● **The records**:
+++
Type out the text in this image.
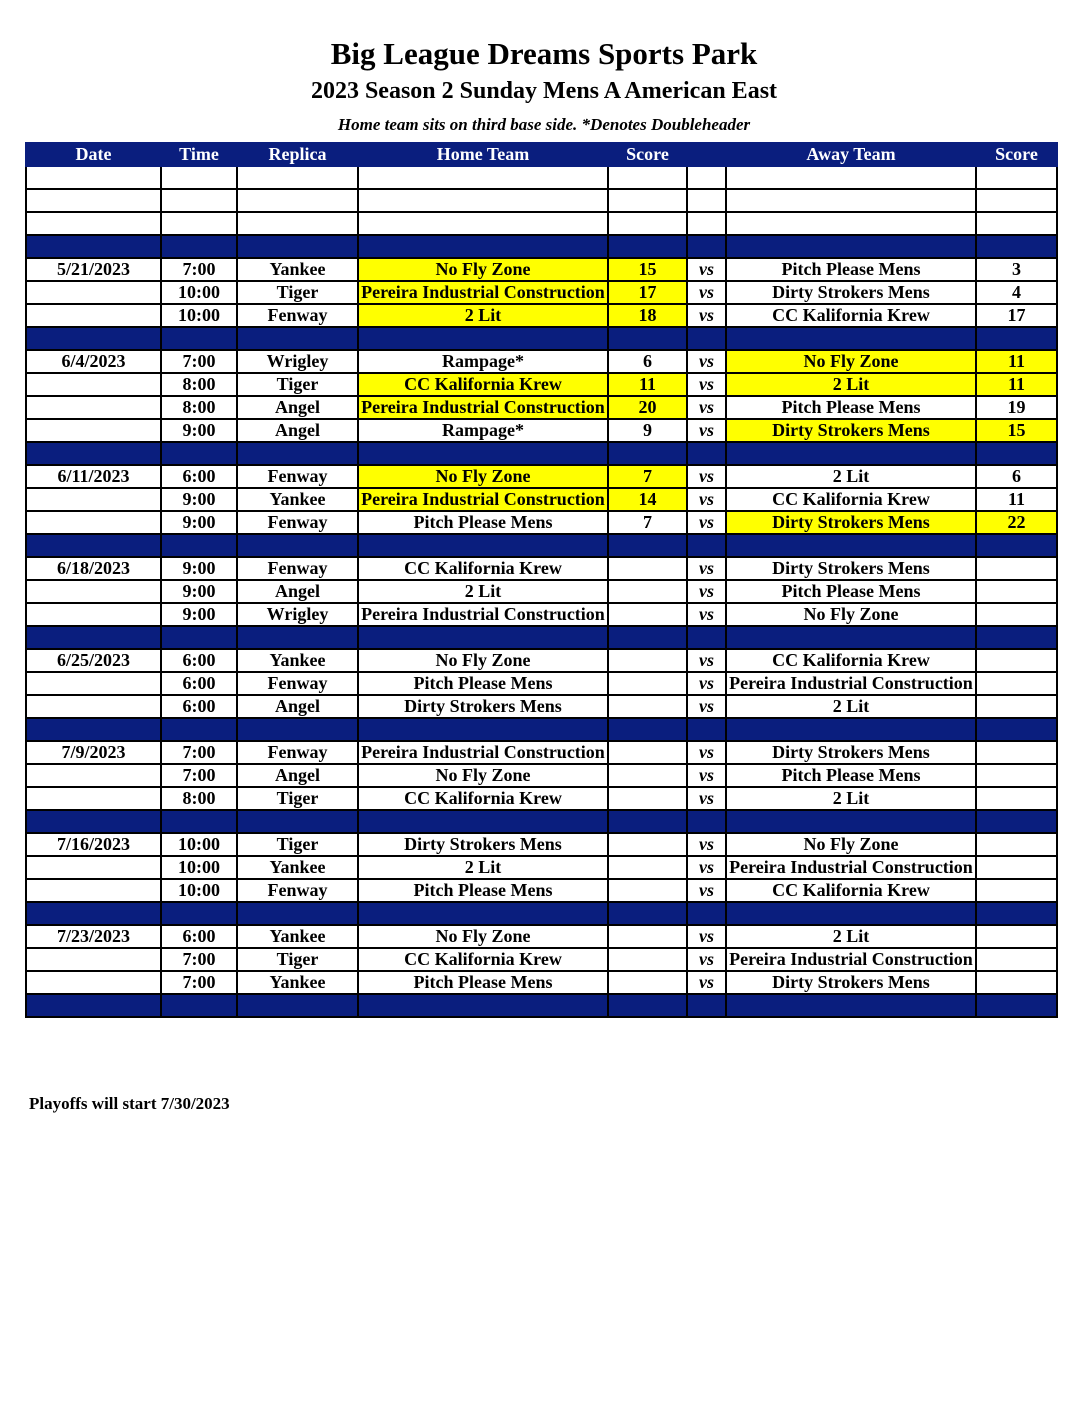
Big League Dreams Sports Park
2023 Season 2 Sunday Mens A American East
Home team sits on third base side. *Denotes Doubleheader
Date	Time	Replica	Home Team	Score		Away Team	Score

5/21/2023	7:00	Yankee	No Fly Zone	15	vs	Pitch Please Mens	3
	10:00	Tiger	Pereira Industrial Construction	17	vs	Dirty Strokers Mens	4
	10:00	Fenway	2 Lit	18	vs	CC Kalifornia Krew	17

6/4/2023	7:00	Wrigley	Rampage*	6	vs	No Fly Zone	11
	8:00	Tiger	CC Kalifornia Krew	11	vs	2 Lit	11
	8:00	Angel	Pereira Industrial Construction	20	vs	Pitch Please Mens	19
	9:00	Angel	Rampage*	9	vs	Dirty Strokers Mens	15

6/11/2023	6:00	Fenway	No Fly Zone	7	vs	2 Lit	6
	9:00	Yankee	Pereira Industrial Construction	14	vs	CC Kalifornia Krew	11
	9:00	Fenway	Pitch Please Mens	7	vs	Dirty Strokers Mens	22

6/18/2023	9:00	Fenway	CC Kalifornia Krew		vs	Dirty Strokers Mens	
	9:00	Angel	2 Lit		vs	Pitch Please Mens	
	9:00	Wrigley	Pereira Industrial Construction		vs	No Fly Zone	

6/25/2023	6:00	Yankee	No Fly Zone		vs	CC Kalifornia Krew	
	6:00	Fenway	Pitch Please Mens		vs	Pereira Industrial Construction	
	6:00	Angel	Dirty Strokers Mens		vs	2 Lit	

7/9/2023	7:00	Fenway	Pereira Industrial Construction		vs	Dirty Strokers Mens	
	7:00	Angel	No Fly Zone		vs	Pitch Please Mens	
	8:00	Tiger	CC Kalifornia Krew		vs	2 Lit	

7/16/2023	10:00	Tiger	Dirty Strokers Mens		vs	No Fly Zone	
	10:00	Yankee	2 Lit		vs	Pereira Industrial Construction	
	10:00	Fenway	Pitch Please Mens		vs	CC Kalifornia Krew	

7/23/2023	6:00	Yankee	No Fly Zone		vs	2 Lit	
	7:00	Tiger	CC Kalifornia Krew		vs	Pereira Industrial Construction	
	7:00	Yankee	Pitch Please Mens		vs	Dirty Strokers Mens	

Playoffs will start 7/30/2023
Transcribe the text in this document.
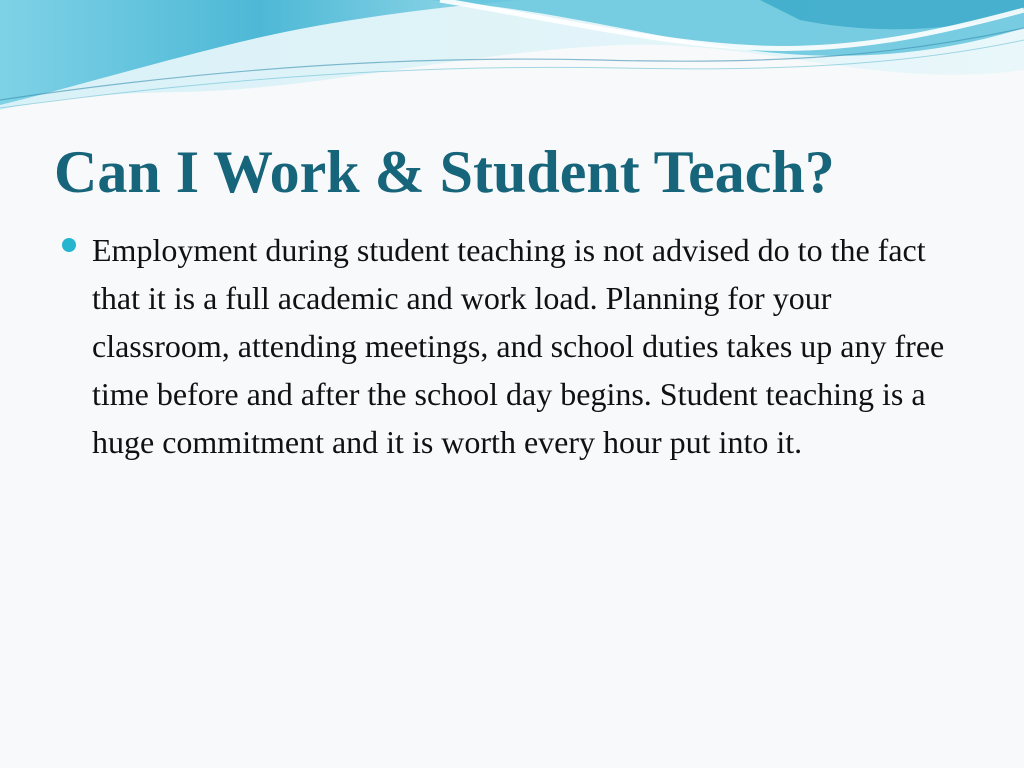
Can I Work & Student Teach?
Employment during student teaching is not advised do to the fact that it is a full academic and work load. Planning for your classroom, attending meetings, and school duties takes up any free time before and after the school day begins. Student teaching is a huge commitment and it is worth every hour put into it.
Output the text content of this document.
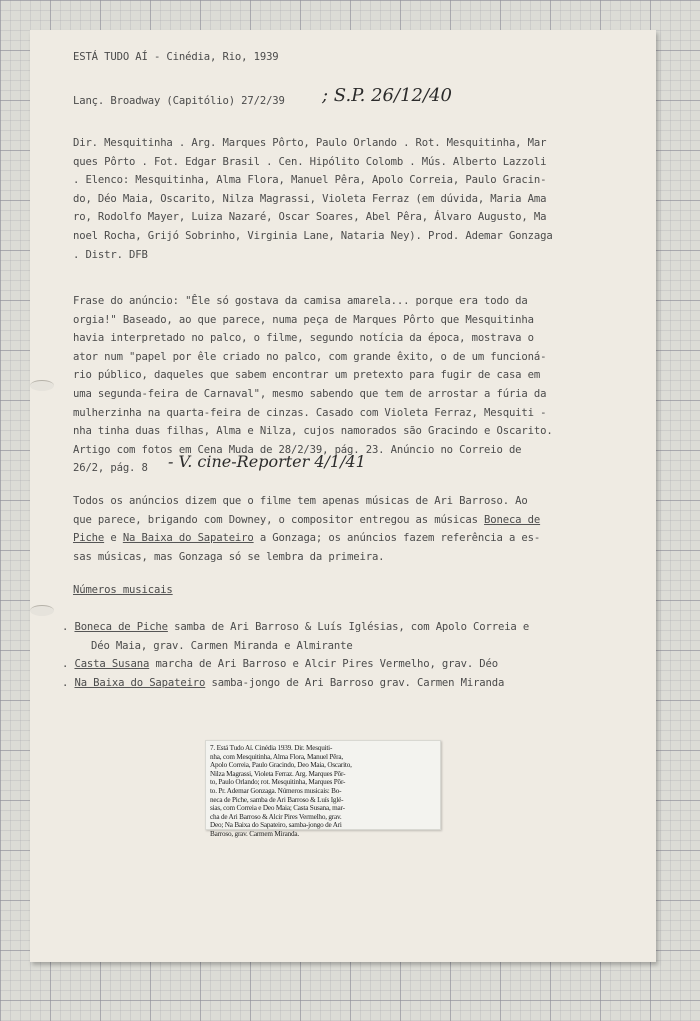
ESTÁ TUDO AÍ - Cinédia, Rio, 1939
Lanç. Broadway (Capitólio) 27/2/39 ; S.P. 26/12/40
Dir. Mesquitinha . Arg. Marques Pôrto, Paulo Orlando . Rot. Mesquitinha, Mar
ques Pôrto . Fot. Edgar Brasil . Cen. Hipólito Colomb . Mús. Alberto Lazzoli
. Elenco: Mesquitinha, Alma Flora, Manuel Pêra, Apolo Correia, Paulo Gracin-
do, Déo Maia, Oscarito, Nilza Magrassi, Violeta Ferraz (em dúvida, Maria Ama
ro, Rodolfo Mayer, Luiza Nazaré, Oscar Soares, Abel Pêra, Álvaro Augusto, Ma
noel Rocha, Grijó Sobrinho, Virginia Lane, Nataria Ney). Prod. Ademar Gonzaga
. Distr. DFB
Frase do anúncio: "Êle só gostava da camisa amarela... porque era todo da
orgia!" Baseado, ao que parece, numa peça de Marques Pôrto que Mesquitinha
havia interpretado no palco, o filme, segundo notícia da época, mostrava o
ator num "papel por êle criado no palco, com grande êxito, o de um funcioná-
rio público, daqueles que sabem encontrar um pretexto para fugir de casa em
uma segunda-feira de Carnaval", mesmo sabendo que tem de arrostar a fúria da
mulherzinha na quarta-feira de cinzas. Casado com Violeta Ferraz, Mesquiti -
nha tinha duas filhas, Alma e Nilza, cujos namorados são Gracindo e Oscarito.
Artigo com fotos em Cena Muda de 28/2/39, pág. 23. Anúncio no Correio de
26/2, pág. 8 - V. cine-Reporter 4/1/41
Todos os anúncios dizem que o filme tem apenas músicas de Ari Barroso. Ao
que parece, brigando com Downey, o compositor entregou as músicas Boneca de
Piche e Na Baixa do Sapateiro a Gonzaga; os anúncios fazem referência a es-
sas músicas, mas Gonzaga só se lembra da primeira.
Números musicais
. Boneca de Piche samba de Ari Barroso & Luís Iglésias, com Apolo Correia e
Déo Maia, grav. Carmen Miranda e Almirante
. Casta Susana marcha de Ari Barroso e Alcir Pires Vermelho, grav. Déo
. Na Baixa do Sapateiro samba-jongo de Ari Barroso grav. Carmen Miranda
7. Está Tudo Aí. Cinédia 1939. Dir. Mesquiti-
nha, com Mesquitinha, Alma Flora, Manuel Pêra,
Apolo Correia, Paulo Gracindo, Deo Maia, Oscarito,
Nilza Magrassi, Violeta Ferraz. Arg. Marques Pôr-
to, Paulo Orlando; rot. Mesquitinha, Marques Pôr-
to. Pr. Ademar Gonzaga. Números musicais: Bo-
neca de Piche, samba de Ari Barroso & Luís Iglé-
sias, com Correia e Deo Maia; Casta Susana, mar-
cha de Ari Barroso & Alcir Pires Vermelho, grav.
Deo; Na Baixa do Sapateiro, samba-jongo de Ari
Barroso, grav. Carmem Miranda.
+++
● **Stated exercise**: Print out the material word for word, omitting the pictures.

● **Answer to the task**:
Type out the text in this image.
Big League Dreams Sports Park
2023 Season 2 Sunday Mens A American East
Home team sits on third base side. *Denotes Doubleheader
Date	Time	Replica	Home Team	Score		Away Team	Score

5/21/2023	7:00	Yankee	No Fly Zone	15	vs	Pitch Please Mens	3
	10:00	Tiger	Pereira Industrial Construction	17	vs	Dirty Strokers Mens	4
	10:00	Fenway	2 Lit	18	vs	CC Kalifornia Krew	17

6/4/2023	7:00	Wrigley	Rampage*	6	vs	No Fly Zone	11
	8:00	Tiger	CC Kalifornia Krew	11	vs	2 Lit	11
	8:00	Angel	Pereira Industrial Construction	20	vs	Pitch Please Mens	19
	9:00	Angel	Rampage*	9	vs	Dirty Strokers Mens	15

6/11/2023	6:00	Fenway	No Fly Zone	7	vs	2 Lit	6
	9:00	Yankee	Pereira Industrial Construction	14	vs	CC Kalifornia Krew	11
	9:00	Fenway	Pitch Please Mens	7	vs	Dirty Strokers Mens	22

6/18/2023	9:00	Fenway	CC Kalifornia Krew		vs	Dirty Strokers Mens	
	9:00	Angel	2 Lit		vs	Pitch Please Mens	
	9:00	Wrigley	Pereira Industrial Construction		vs	No Fly Zone	

6/25/2023	6:00	Yankee	No Fly Zone		vs	CC Kalifornia Krew	
	6:00	Fenway	Pitch Please Mens		vs	Pereira Industrial Construction	
	6:00	Angel	Dirty Strokers Mens		vs	2 Lit	

7/9/2023	7:00	Fenway	Pereira Industrial Construction		vs	Dirty Strokers Mens	
	7:00	Angel	No Fly Zone		vs	Pitch Please Mens	
	8:00	Tiger	CC Kalifornia Krew		vs	2 Lit	

7/16/2023	10:00	Tiger	Dirty Strokers Mens		vs	No Fly Zone	
	10:00	Yankee	2 Lit		vs	Pereira Industrial Construction	
	10:00	Fenway	Pitch Please Mens		vs	CC Kalifornia Krew	

7/23/2023	6:00	Yankee	No Fly Zone		vs	2 Lit	
	7:00	Tiger	CC Kalifornia Krew		vs	Pereira Industrial Construction	
	7:00	Yankee	Pitch Please Mens		vs	Dirty Strokers Mens	

Playoffs will start 7/30/2023
Transcribe the text in this document.
Can I Work & Student Teach?
Employment during student teaching is not advised do to the fact that it is a full academic and work load. Planning for your classroom, attending meetings, and school duties takes up any free time before and after the school day begins. Student teaching is a huge commitment and it is worth every hour put into it.
Output the text content of this document.
ESTÁ TUDO AÍ - Cinédia, Rio, 1939
Lanç. Broadway (Capitólio) 27/2/39 ; S.P. 26/12/40
Dir. Mesquitinha . Arg. Marques Pôrto, Paulo Orlando . Rot. Mesquitinha, Mar
ques Pôrto . Fot. Edgar Brasil . Cen. Hipólito Colomb . Mús. Alberto Lazzoli
. Elenco: Mesquitinha, Alma Flora, Manuel Pêra, Apolo Correia, Paulo Gracin-
do, Déo Maia, Oscarito, Nilza Magrassi, Violeta Ferraz (em dúvida, Maria Ama
ro, Rodolfo Mayer, Luiza Nazaré, Oscar Soares, Abel Pêra, Álvaro Augusto, Ma
noel Rocha, Grijó Sobrinho, Virginia Lane, Nataria Ney). Prod. Ademar Gonzaga
. Distr. DFB
Frase do anúncio: "Êle só gostava da camisa amarela... porque era todo da
orgia!" Baseado, ao que parece, numa peça de Marques Pôrto que Mesquitinha
havia interpretado no palco, o filme, segundo notícia da época, mostrava o
ator num "papel por êle criado no palco, com grande êxito, o de um funcioná-
rio público, daqueles que sabem encontrar um pretexto para fugir de casa em
uma segunda-feira de Carnaval", mesmo sabendo que tem de arrostar a fúria da
mulherzinha na quarta-feira de cinzas. Casado com Violeta Ferraz, Mesquiti -
nha tinha duas filhas, Alma e Nilza, cujos namorados são Gracindo e Oscarito.
Artigo com fotos em Cena Muda de 28/2/39, pág. 23. Anúncio no Correio de
26/2, pág. 8 - V. cine-Reporter 4/1/41
Todos os anúncios dizem que o filme tem apenas músicas de Ari Barroso. Ao
que parece, brigando com Downey, o compositor entregou as músicas Boneca de
Piche e Na Baixa do Sapateiro a Gonzaga; os anúncios fazem referência a es-
sas músicas, mas Gonzaga só se lembra da primeira.
Números musicais
. Boneca de Piche samba de Ari Barroso & Luís Iglésias, com Apolo Correia e
Déo Maia, grav. Carmen Miranda e Almirante
. Casta Susana marcha de Ari Barroso e Alcir Pires Vermelho, grav. Déo
. Na Baixa do Sapateiro samba-jongo de Ari Barroso grav. Carmen Miranda
7. Está Tudo Aí. Cinédia 1939. Dir. Mesquiti-
nha, com Mesquitinha, Alma Flora, Manuel Pêra,
Apolo Correia, Paulo Gracindo, Deo Maia, Oscarito,
Nilza Magrassi, Violeta Ferraz. Arg. Marques Pôr-
to, Paulo Orlando; rot. Mesquitinha, Marques Pôr-
to. Pr. Ademar Gonzaga. Números musicais: Bo-
neca de Piche, samba de Ari Barroso & Luís Iglé-
sias, com Correia e Deo Maia; Casta Susana, mar-
cha de Ari Barroso & Alcir Pires Vermelho, grav.
Deo; Na Baixa do Sapateiro, samba-jongo de Ari
Barroso, grav. Carmem Miranda.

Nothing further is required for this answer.